> **Work to be completed**
Answer with nothing but the number of lines that include the word "adaptées".

--

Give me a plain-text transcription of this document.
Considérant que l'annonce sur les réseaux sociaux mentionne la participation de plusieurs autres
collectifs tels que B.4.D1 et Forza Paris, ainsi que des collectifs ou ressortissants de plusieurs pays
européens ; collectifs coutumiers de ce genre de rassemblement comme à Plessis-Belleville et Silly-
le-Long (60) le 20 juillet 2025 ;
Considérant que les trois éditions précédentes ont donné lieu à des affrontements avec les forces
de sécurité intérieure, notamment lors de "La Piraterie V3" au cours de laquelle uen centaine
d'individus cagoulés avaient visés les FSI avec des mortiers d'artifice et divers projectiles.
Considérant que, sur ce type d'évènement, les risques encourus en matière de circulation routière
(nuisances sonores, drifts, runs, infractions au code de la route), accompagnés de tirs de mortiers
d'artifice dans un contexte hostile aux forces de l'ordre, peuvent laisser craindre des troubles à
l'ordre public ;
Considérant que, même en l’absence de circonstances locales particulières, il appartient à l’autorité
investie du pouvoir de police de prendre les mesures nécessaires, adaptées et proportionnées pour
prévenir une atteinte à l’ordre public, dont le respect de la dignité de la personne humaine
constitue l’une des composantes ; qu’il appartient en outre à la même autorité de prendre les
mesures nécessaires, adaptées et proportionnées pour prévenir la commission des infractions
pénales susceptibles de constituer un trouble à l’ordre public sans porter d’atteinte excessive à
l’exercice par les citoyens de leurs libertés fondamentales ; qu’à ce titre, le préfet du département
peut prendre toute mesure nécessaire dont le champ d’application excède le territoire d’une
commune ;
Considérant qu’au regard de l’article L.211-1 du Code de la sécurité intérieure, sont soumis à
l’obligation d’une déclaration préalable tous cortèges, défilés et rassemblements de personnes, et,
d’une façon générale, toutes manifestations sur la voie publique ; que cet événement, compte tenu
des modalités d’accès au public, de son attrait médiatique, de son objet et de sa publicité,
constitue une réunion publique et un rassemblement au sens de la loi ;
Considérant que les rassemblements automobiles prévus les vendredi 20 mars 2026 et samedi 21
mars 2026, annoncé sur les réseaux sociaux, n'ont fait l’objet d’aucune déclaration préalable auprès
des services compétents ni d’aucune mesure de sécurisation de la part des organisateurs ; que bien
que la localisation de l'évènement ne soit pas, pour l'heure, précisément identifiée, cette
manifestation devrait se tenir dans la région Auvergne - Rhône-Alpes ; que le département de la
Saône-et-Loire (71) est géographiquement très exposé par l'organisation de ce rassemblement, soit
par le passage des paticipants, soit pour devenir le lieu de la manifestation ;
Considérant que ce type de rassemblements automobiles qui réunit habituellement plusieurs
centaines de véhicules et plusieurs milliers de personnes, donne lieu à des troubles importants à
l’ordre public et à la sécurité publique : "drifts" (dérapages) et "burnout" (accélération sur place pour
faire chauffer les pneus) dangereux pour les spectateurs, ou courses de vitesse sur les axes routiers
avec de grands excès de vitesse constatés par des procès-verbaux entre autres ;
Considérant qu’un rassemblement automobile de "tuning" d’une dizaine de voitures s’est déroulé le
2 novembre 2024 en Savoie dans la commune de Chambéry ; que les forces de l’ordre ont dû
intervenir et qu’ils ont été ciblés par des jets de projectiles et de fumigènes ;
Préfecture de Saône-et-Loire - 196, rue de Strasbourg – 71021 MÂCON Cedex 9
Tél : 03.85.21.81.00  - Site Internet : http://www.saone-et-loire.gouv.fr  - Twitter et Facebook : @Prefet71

--

> **Exercise output**
2